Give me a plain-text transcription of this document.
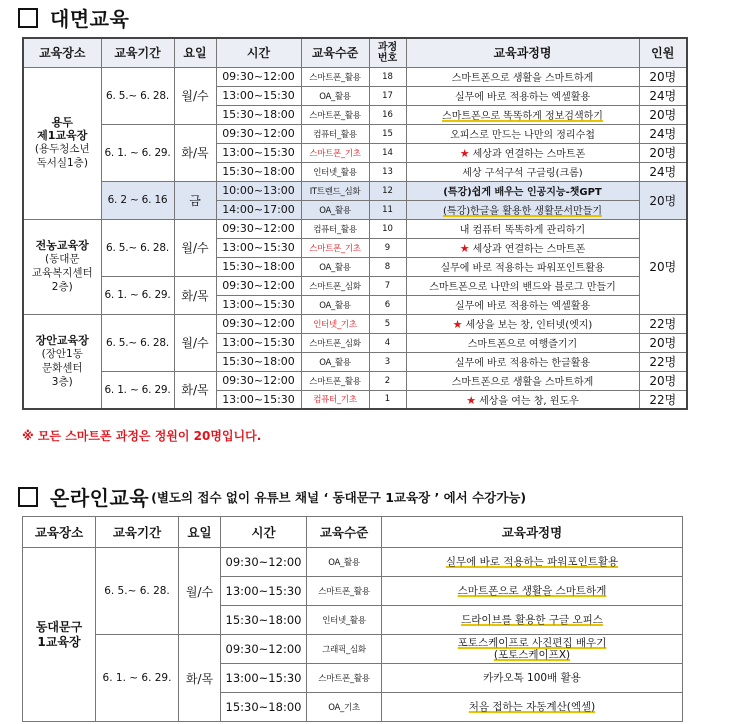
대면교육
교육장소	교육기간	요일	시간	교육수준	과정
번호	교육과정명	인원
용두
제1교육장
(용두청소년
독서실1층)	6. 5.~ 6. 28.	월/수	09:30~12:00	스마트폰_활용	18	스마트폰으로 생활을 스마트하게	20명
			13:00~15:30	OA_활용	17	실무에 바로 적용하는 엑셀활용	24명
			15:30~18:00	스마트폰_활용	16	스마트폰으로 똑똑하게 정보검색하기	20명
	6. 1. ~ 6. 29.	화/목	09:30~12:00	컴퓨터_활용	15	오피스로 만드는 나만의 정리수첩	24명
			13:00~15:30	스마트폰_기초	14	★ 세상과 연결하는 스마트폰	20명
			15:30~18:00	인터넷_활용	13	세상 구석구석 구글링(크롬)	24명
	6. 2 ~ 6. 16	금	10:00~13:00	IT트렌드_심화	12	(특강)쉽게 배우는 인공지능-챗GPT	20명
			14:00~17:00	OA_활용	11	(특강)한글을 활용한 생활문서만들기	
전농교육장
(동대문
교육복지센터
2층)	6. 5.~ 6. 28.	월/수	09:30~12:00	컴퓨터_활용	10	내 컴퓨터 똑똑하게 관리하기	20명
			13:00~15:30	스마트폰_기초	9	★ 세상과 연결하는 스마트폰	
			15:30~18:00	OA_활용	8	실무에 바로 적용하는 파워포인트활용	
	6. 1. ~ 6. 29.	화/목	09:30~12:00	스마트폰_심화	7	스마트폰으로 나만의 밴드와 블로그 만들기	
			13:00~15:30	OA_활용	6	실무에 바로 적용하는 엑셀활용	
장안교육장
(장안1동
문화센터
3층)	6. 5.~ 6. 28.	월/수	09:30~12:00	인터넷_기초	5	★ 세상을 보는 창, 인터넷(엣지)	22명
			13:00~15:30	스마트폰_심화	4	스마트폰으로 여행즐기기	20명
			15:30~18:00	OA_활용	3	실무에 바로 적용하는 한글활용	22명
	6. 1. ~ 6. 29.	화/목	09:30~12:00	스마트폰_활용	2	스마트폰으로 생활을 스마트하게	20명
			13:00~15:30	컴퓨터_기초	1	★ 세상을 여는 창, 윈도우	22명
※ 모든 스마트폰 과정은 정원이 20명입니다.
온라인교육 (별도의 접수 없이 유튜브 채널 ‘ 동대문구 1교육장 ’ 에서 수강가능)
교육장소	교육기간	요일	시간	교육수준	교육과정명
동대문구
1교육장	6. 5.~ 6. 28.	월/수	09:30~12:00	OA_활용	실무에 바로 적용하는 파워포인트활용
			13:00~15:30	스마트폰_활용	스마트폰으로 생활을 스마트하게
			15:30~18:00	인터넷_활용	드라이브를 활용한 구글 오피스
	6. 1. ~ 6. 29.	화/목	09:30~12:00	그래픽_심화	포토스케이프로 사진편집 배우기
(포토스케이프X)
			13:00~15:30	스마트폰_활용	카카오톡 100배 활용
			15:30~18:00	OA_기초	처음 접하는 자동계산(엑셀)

....

# Request
Every entry must be written out exactly, with all pictures left out.

# Exercise output
Give me a plain-text transcription of this document.
대면교육
교육장소	교육기간	요일	시간	교육수준	과정
번호	교육과정명	인원
용두
제1교육장
(용두청소년
독서실1층)	6. 5.~ 6. 28.	월/수	09:30~12:00	스마트폰_활용	18	스마트폰으로 생활을 스마트하게	20명
			13:00~15:30	OA_활용	17	실무에 바로 적용하는 엑셀활용	24명
			15:30~18:00	스마트폰_활용	16	스마트폰으로 똑똑하게 정보검색하기	20명
	6. 1. ~ 6. 29.	화/목	09:30~12:00	컴퓨터_활용	15	오피스로 만드는 나만의 정리수첩	24명
			13:00~15:30	스마트폰_기초	14	★ 세상과 연결하는 스마트폰	20명
			15:30~18:00	인터넷_활용	13	세상 구석구석 구글링(크롬)	24명
	6. 2 ~ 6. 16	금	10:00~13:00	IT트렌드_심화	12	(특강)쉽게 배우는 인공지능-챗GPT	20명
			14:00~17:00	OA_활용	11	(특강)한글을 활용한 생활문서만들기	
전농교육장
(동대문
교육복지센터
2층)	6. 5.~ 6. 28.	월/수	09:30~12:00	컴퓨터_활용	10	내 컴퓨터 똑똑하게 관리하기	20명
			13:00~15:30	스마트폰_기초	9	★ 세상과 연결하는 스마트폰	
			15:30~18:00	OA_활용	8	실무에 바로 적용하는 파워포인트활용	
	6. 1. ~ 6. 29.	화/목	09:30~12:00	스마트폰_심화	7	스마트폰으로 나만의 밴드와 블로그 만들기	
			13:00~15:30	OA_활용	6	실무에 바로 적용하는 엑셀활용	
장안교육장
(장안1동
문화센터
3층)	6. 5.~ 6. 28.	월/수	09:30~12:00	인터넷_기초	5	★ 세상을 보는 창, 인터넷(엣지)	22명
			13:00~15:30	스마트폰_심화	4	스마트폰으로 여행즐기기	20명
			15:30~18:00	OA_활용	3	실무에 바로 적용하는 한글활용	22명
	6. 1. ~ 6. 29.	화/목	09:30~12:00	스마트폰_활용	2	스마트폰으로 생활을 스마트하게	20명
			13:00~15:30	컴퓨터_기초	1	★ 세상을 여는 창, 윈도우	22명
※ 모든 스마트폰 과정은 정원이 20명입니다.
온라인교육 (별도의 접수 없이 유튜브 채널 ‘ 동대문구 1교육장 ’ 에서 수강가능)
교육장소	교육기간	요일	시간	교육수준	교육과정명
동대문구
1교육장	6. 5.~ 6. 28.	월/수	09:30~12:00	OA_활용	실무에 바로 적용하는 파워포인트활용
			13:00~15:30	스마트폰_활용	스마트폰으로 생활을 스마트하게
			15:30~18:00	인터넷_활용	드라이브를 활용한 구글 오피스
	6. 1. ~ 6. 29.	화/목	09:30~12:00	그래픽_심화	포토스케이프로 사진편집 배우기
(포토스케이프X)
			13:00~15:30	스마트폰_활용	카카오톡 100배 활용
			15:30~18:00	OA_기초	처음 접하는 자동계산(엑셀)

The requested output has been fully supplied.